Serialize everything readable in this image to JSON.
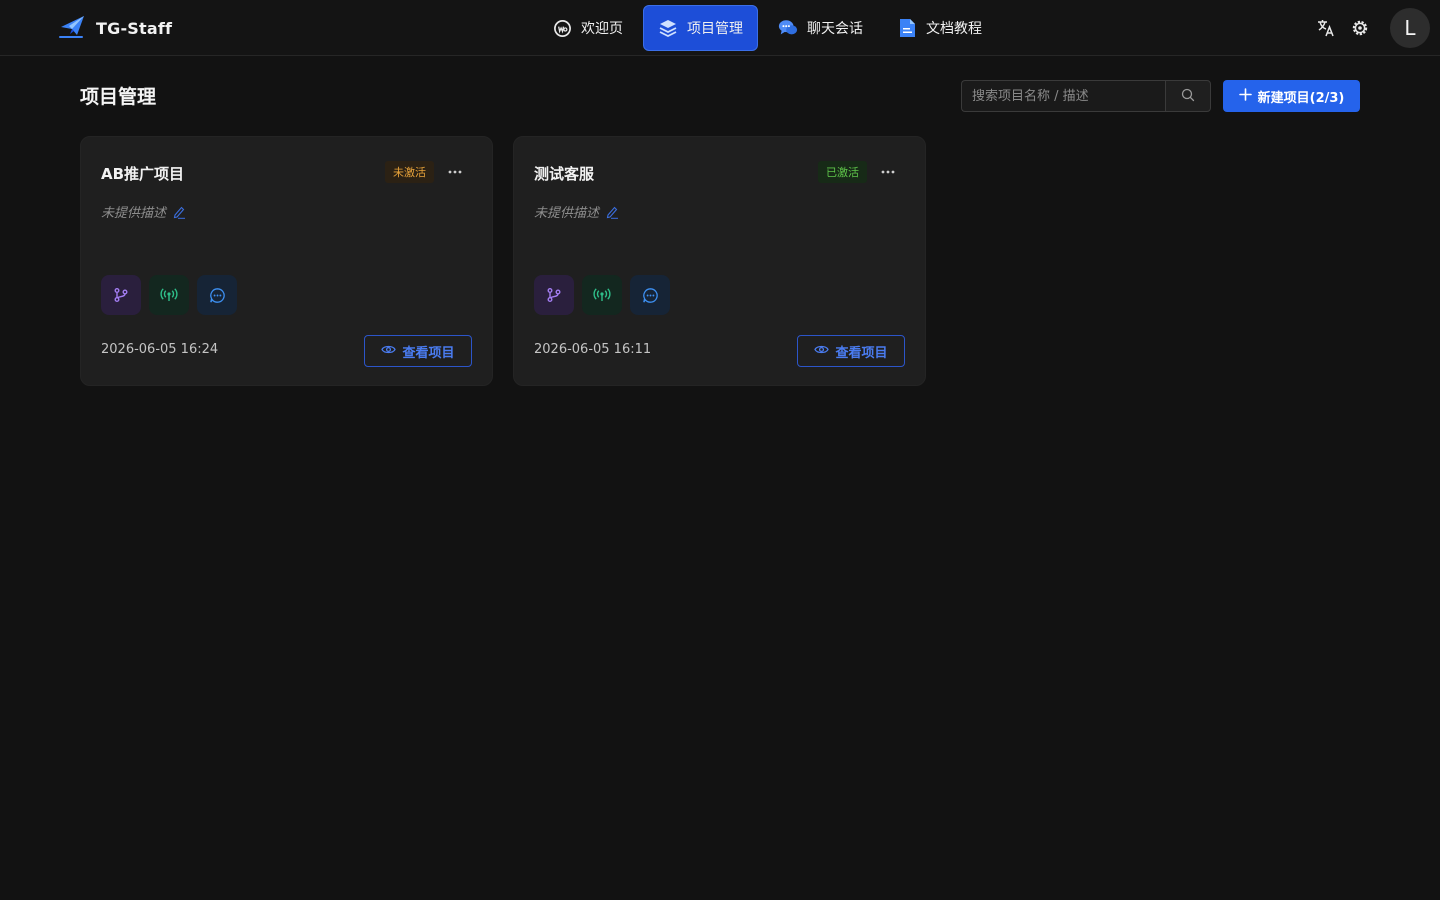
{
  "brand": {
    "name": "TG-Staff",
    "icon": "paper-plane-icon"
  },
  "nav": {
    "items": [
      {
        "label": "欢迎页",
        "icon": "welcome-icon",
        "active": false
      },
      {
        "label": "项目管理",
        "icon": "layers-icon",
        "active": true
      },
      {
        "label": "聊天会话",
        "icon": "chat-bubbles-icon",
        "active": false
      },
      {
        "label": "文档教程",
        "icon": "document-icon",
        "active": false
      }
    ]
  },
  "topRight": {
    "translateIcon": "translate-icon",
    "settingsIcon": "gear-icon",
    "avatarLetter": "L"
  },
  "page": {
    "title": "项目管理"
  },
  "search": {
    "placeholder": "搜索项目名称 / 描述",
    "value": ""
  },
  "newProject": {
    "label": "新建项目(2/3)"
  },
  "cards": [
    {
      "title": "AB推广项目",
      "status": "未激活",
      "description": "未提供描述",
      "date": "2026-06-05 16:24",
      "viewLabel": "查看项目",
      "features": [
        "workflow-icon",
        "broadcast-icon",
        "chat-icon"
      ]
    },
    {
      "title": "测试客服",
      "status": "已激活",
      "description": "未提供描述",
      "date": "2026-06-05 16:11",
      "viewLabel": "查看项目",
      "features": [
        "workflow-icon",
        "broadcast-icon",
        "chat-icon"
      ]
    }
  ],
  "colors": {
    "accent": "#2563eb",
    "inactiveBadge": "#e8a33a",
    "activeBadge": "#5fc54a",
    "background": "#121212",
    "card": "#1f1f1f"
  }
}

# [Stated exercise]
Return each line from the material above exactly, but not the pictures.

# [The answer]
Serialize everything readable in this image to JSON.
{
  "brand": {
    "name": "TG-Staff",
    "icon": "paper-plane-icon"
  },
  "nav": {
    "items": [
      {
        "label": "欢迎页",
        "icon": "welcome-icon",
        "active": false
      },
      {
        "label": "项目管理",
        "icon": "layers-icon",
        "active": true
      },
      {
        "label": "聊天会话",
        "icon": "chat-bubbles-icon",
        "active": false
      },
      {
        "label": "文档教程",
        "icon": "document-icon",
        "active": false
      }
    ]
  },
  "topRight": {
    "translateIcon": "translate-icon",
    "settingsIcon": "gear-icon",
    "avatarLetter": "L"
  },
  "page": {
    "title": "项目管理"
  },
  "search": {
    "placeholder": "搜索项目名称 / 描述",
    "value": ""
  },
  "newProject": {
    "label": "新建项目(2/3)"
  },
  "cards": [
    {
      "title": "AB推广项目",
      "status": "未激活",
      "description": "未提供描述",
      "date": "2026-06-05 16:24",
      "viewLabel": "查看项目",
      "features": [
        "workflow-icon",
        "broadcast-icon",
        "chat-icon"
      ]
    },
    {
      "title": "测试客服",
      "status": "已激活",
      "description": "未提供描述",
      "date": "2026-06-05 16:11",
      "viewLabel": "查看项目",
      "features": [
        "workflow-icon",
        "broadcast-icon",
        "chat-icon"
      ]
    }
  ],
  "colors": {
    "accent": "#2563eb",
    "inactiveBadge": "#e8a33a",
    "activeBadge": "#5fc54a",
    "background": "#121212",
    "card": "#1f1f1f"
  }
}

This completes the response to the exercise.